Starting at the line that contains "Transcribe the text in this document.", quote each line exactly through the last line of the entries, both included.
•••••
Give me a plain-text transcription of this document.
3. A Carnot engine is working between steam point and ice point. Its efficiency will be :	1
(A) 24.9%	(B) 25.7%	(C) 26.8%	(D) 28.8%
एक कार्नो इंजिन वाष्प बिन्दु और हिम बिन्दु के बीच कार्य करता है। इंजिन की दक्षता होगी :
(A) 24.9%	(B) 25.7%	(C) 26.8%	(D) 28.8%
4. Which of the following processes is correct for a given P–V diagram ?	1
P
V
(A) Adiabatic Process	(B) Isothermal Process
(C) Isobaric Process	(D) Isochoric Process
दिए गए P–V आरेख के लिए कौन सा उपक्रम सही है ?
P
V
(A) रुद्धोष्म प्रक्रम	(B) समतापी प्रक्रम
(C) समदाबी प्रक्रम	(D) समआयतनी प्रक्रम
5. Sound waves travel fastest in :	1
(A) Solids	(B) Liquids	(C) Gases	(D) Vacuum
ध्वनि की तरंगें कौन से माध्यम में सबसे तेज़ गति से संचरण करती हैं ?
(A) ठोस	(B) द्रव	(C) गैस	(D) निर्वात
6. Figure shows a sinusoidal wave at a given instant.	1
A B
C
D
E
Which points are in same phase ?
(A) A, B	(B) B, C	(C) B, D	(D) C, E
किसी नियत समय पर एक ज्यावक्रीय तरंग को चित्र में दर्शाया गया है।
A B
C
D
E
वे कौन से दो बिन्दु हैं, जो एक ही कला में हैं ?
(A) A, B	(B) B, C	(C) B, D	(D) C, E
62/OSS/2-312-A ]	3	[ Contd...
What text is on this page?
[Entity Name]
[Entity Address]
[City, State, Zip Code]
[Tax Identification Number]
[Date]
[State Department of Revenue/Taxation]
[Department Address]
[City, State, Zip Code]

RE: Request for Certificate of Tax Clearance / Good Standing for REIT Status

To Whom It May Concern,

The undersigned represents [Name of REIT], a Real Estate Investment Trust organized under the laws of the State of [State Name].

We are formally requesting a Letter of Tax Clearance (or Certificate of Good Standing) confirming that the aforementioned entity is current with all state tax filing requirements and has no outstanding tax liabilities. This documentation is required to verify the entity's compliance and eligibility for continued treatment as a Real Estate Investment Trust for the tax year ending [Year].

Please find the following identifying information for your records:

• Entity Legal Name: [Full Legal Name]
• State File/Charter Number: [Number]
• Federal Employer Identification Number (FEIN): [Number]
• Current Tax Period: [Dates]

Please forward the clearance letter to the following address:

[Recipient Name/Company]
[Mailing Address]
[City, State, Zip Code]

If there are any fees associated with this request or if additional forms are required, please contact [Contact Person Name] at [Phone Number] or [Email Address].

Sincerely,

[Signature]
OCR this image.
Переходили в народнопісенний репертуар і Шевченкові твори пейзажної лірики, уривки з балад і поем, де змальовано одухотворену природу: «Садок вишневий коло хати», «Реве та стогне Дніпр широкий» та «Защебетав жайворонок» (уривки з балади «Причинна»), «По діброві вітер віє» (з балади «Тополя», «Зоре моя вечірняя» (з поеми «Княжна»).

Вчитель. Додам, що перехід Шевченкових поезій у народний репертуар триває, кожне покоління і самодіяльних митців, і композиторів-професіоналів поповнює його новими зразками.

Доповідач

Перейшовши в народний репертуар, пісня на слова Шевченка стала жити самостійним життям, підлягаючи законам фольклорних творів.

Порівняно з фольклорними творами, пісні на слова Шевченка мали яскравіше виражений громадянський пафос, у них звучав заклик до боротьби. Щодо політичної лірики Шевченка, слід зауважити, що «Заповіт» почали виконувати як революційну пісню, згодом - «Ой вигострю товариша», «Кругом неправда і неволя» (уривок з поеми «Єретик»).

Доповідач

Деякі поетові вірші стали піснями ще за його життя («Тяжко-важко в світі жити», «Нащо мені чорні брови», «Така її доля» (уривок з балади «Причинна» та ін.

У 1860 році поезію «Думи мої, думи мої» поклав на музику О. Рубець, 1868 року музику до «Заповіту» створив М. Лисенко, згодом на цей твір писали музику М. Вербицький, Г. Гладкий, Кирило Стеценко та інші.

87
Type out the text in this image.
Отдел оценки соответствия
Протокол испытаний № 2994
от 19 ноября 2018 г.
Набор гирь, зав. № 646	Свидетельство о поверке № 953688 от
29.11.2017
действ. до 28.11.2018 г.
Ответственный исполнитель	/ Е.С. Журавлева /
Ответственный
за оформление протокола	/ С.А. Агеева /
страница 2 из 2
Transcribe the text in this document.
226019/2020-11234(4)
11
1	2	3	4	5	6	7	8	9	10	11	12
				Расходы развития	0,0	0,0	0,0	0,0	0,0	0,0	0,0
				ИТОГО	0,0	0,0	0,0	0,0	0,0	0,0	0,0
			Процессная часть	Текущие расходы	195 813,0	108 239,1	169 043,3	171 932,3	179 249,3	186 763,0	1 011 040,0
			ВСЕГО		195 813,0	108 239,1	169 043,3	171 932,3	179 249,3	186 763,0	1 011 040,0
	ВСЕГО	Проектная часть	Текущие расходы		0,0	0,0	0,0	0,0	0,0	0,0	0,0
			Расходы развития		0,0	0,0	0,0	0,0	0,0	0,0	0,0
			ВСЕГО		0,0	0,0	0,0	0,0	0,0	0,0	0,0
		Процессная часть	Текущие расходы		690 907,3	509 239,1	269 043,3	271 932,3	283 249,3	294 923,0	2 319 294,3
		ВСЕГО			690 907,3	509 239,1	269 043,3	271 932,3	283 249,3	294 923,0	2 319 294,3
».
•••••
_ANSWER IN FULL_.
Transcribe the text in this document.
226019/2020-11234(4)
11
1	2	3	4	5	6	7	8	9	10	11	12
				Расходы развития	0,0	0,0	0,0	0,0	0,0	0,0	0,0
				ИТОГО	0,0	0,0	0,0	0,0	0,0	0,0	0,0
			Процессная часть	Текущие расходы	195 813,0	108 239,1	169 043,3	171 932,3	179 249,3	186 763,0	1 011 040,0
			ВСЕГО		195 813,0	108 239,1	169 043,3	171 932,3	179 249,3	186 763,0	1 011 040,0
	ВСЕГО	Проектная часть	Текущие расходы		0,0	0,0	0,0	0,0	0,0	0,0	0,0
			Расходы развития		0,0	0,0	0,0	0,0	0,0	0,0	0,0
			ВСЕГО		0,0	0,0	0,0	0,0	0,0	0,0	0,0
		Процессная часть	Текущие расходы		690 907,3	509 239,1	269 043,3	271 932,3	283 249,3	294 923,0	2 319 294,3
		ВСЕГО			690 907,3	509 239,1	269 043,3	271 932,3	283 249,3	294 923,0	2 319 294,3
».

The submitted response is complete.